▶ _OBJECTIVE_
State how many lines in the listing below contain the string "their", with case counting toward a match. Give only the number.

▶

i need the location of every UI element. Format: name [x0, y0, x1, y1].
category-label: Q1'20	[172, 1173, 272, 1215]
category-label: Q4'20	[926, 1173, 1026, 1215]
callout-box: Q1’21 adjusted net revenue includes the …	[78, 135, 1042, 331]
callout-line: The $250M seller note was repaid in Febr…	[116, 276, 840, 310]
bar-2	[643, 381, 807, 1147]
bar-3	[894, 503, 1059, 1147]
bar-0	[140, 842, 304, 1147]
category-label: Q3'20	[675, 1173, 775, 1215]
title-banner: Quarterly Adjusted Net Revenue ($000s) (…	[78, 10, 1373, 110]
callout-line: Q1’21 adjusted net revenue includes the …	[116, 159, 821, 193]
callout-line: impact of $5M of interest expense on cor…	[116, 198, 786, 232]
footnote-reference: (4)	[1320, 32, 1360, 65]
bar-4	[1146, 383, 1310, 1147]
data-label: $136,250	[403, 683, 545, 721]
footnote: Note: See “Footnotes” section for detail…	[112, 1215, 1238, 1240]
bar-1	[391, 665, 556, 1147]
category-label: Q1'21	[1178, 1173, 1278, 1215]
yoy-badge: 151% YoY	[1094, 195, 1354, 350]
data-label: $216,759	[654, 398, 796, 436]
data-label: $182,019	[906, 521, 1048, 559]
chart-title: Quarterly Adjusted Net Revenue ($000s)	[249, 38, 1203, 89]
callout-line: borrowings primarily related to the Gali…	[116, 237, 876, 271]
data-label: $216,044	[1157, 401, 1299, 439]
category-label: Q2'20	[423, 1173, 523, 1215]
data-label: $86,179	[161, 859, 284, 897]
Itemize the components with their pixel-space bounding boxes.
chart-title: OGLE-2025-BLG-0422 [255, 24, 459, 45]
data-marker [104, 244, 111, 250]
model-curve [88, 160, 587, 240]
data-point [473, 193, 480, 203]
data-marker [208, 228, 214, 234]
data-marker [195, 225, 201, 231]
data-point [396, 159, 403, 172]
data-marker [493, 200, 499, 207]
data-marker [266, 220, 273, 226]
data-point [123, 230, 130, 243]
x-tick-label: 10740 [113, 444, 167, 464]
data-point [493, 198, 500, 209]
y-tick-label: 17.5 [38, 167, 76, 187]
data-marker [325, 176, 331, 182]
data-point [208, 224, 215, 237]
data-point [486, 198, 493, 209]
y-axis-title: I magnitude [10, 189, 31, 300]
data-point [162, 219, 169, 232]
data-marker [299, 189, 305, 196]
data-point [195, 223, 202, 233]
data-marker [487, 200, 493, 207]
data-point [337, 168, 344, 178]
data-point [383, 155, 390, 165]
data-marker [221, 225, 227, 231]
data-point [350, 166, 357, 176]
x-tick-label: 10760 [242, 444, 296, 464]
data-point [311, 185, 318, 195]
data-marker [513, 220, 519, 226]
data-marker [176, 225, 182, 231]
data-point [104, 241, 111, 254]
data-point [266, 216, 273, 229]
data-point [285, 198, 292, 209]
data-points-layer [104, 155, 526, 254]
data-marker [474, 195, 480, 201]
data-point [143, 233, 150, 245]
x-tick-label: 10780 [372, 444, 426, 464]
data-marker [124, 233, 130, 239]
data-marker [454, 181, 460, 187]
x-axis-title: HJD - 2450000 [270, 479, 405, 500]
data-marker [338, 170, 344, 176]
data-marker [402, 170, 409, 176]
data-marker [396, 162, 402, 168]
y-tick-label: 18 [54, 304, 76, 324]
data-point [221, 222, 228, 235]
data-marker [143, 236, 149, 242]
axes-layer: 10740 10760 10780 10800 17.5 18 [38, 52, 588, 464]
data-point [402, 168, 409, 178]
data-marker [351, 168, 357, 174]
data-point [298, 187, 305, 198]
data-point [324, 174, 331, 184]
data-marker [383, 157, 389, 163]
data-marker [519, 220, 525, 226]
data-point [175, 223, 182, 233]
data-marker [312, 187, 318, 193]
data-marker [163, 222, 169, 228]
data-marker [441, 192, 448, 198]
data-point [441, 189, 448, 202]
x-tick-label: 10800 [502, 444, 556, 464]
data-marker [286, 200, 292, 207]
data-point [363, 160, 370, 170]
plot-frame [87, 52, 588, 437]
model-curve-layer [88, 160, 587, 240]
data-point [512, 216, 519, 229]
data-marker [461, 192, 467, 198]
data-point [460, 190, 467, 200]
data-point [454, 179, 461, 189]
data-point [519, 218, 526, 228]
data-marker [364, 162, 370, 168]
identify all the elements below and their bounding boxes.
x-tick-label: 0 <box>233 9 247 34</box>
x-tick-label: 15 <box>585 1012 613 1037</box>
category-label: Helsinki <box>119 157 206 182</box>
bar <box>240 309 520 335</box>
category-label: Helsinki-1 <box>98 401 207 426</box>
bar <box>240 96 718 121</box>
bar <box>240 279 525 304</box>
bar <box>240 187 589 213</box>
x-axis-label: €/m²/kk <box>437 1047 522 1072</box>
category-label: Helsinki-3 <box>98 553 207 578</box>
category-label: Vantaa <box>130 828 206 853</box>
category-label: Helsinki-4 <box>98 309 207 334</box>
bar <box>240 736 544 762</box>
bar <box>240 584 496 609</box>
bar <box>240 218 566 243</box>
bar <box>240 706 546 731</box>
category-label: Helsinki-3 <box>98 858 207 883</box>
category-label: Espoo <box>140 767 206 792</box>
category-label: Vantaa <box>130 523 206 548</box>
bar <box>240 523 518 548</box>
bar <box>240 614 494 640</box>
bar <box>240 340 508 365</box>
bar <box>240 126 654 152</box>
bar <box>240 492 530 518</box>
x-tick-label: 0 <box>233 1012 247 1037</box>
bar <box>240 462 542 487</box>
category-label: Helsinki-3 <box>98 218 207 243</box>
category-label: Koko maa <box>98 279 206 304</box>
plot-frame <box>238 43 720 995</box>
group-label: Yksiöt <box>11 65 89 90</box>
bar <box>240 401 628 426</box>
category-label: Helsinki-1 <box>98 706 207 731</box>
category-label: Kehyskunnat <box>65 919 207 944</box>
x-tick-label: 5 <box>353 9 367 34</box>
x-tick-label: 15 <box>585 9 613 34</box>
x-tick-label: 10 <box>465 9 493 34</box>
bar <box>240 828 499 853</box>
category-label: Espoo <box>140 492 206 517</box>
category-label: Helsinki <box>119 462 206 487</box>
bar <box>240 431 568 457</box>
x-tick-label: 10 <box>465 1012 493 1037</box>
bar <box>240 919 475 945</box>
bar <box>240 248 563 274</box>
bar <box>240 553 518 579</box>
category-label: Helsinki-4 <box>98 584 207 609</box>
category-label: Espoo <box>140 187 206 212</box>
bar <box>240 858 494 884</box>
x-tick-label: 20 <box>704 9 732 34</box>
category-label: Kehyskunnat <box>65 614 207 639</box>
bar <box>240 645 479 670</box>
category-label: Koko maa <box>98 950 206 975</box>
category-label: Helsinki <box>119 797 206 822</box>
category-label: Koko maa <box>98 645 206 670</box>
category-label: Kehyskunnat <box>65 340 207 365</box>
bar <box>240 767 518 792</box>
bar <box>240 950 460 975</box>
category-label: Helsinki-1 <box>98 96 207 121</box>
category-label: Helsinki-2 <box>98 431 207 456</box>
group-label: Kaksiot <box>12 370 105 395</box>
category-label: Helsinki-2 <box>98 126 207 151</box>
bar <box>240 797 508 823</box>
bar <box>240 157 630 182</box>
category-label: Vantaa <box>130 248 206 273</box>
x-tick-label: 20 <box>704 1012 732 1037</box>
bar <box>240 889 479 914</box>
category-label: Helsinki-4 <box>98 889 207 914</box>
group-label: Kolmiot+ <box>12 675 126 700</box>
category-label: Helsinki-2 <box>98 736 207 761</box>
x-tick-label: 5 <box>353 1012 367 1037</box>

◀

▶ _TASK OUTPUT_
2